SOURCE MATERIAL:
==================================================

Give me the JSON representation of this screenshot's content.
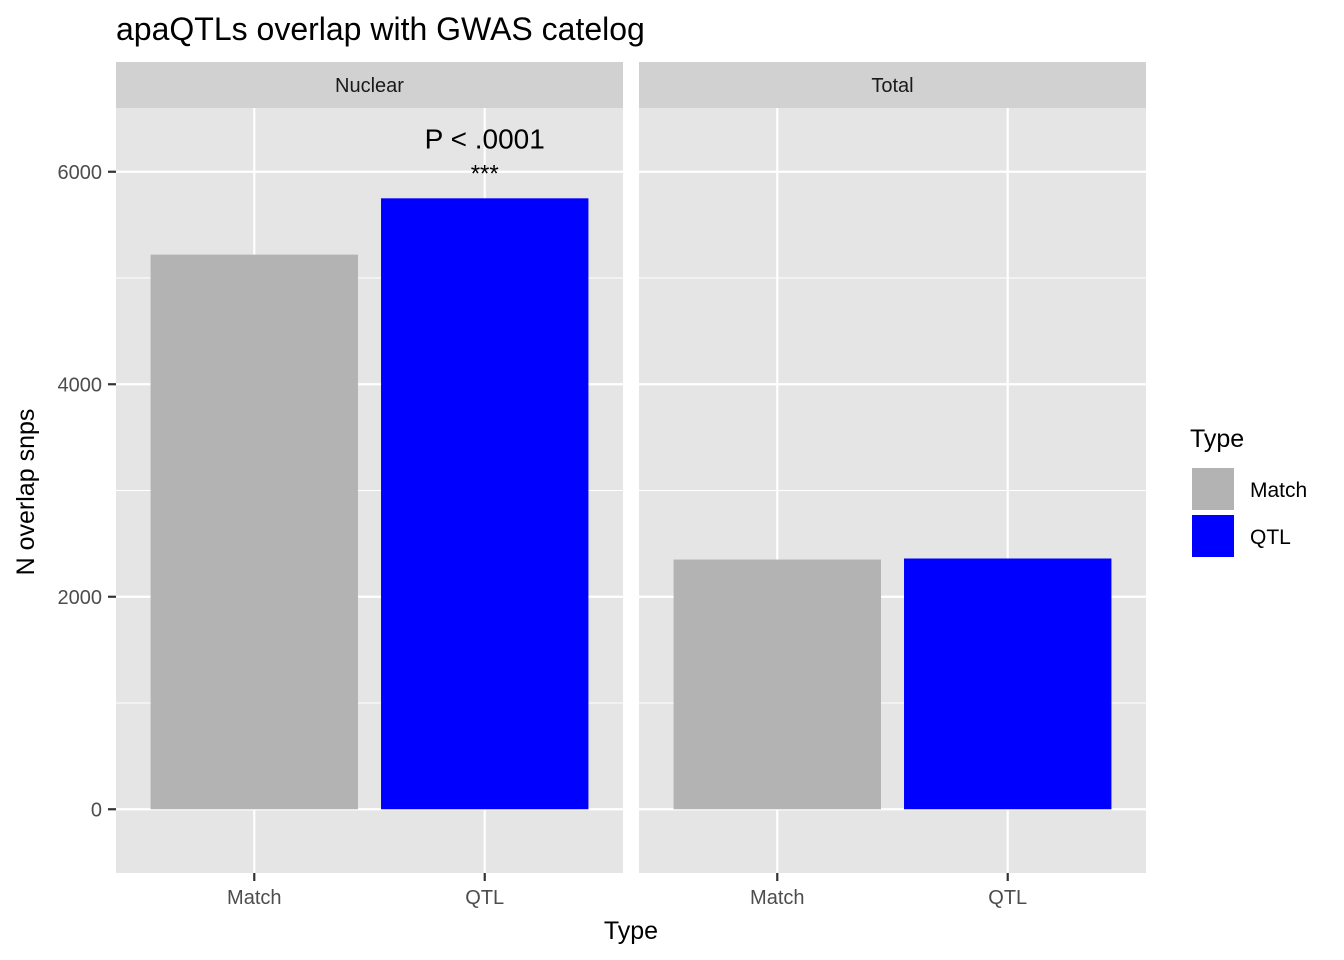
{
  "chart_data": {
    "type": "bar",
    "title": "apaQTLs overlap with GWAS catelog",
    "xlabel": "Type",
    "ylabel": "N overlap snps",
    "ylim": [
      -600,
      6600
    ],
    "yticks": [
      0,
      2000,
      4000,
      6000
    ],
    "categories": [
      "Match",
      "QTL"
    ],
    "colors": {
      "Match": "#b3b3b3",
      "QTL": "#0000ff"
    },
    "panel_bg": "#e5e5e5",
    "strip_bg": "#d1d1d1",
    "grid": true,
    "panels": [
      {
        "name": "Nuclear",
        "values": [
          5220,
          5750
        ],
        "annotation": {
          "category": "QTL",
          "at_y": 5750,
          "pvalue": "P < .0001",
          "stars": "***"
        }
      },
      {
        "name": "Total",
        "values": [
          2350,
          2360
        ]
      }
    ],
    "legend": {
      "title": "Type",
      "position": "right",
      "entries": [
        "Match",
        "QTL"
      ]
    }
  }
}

==================================================

BRIEF:
Write the records out again in full, exactly, and skip every picture.

FULL OUTPUT:
Give me the JSON representation of this screenshot's content.
{
  "chart_data": {
    "type": "bar",
    "title": "apaQTLs overlap with GWAS catelog",
    "xlabel": "Type",
    "ylabel": "N overlap snps",
    "ylim": [
      -600,
      6600
    ],
    "yticks": [
      0,
      2000,
      4000,
      6000
    ],
    "categories": [
      "Match",
      "QTL"
    ],
    "colors": {
      "Match": "#b3b3b3",
      "QTL": "#0000ff"
    },
    "panel_bg": "#e5e5e5",
    "strip_bg": "#d1d1d1",
    "grid": true,
    "panels": [
      {
        "name": "Nuclear",
        "values": [
          5220,
          5750
        ],
        "annotation": {
          "category": "QTL",
          "at_y": 5750,
          "pvalue": "P < .0001",
          "stars": "***"
        }
      },
      {
        "name": "Total",
        "values": [
          2350,
          2360
        ]
      }
    ],
    "legend": {
      "title": "Type",
      "position": "right",
      "entries": [
        "Match",
        "QTL"
      ]
    }
  }
}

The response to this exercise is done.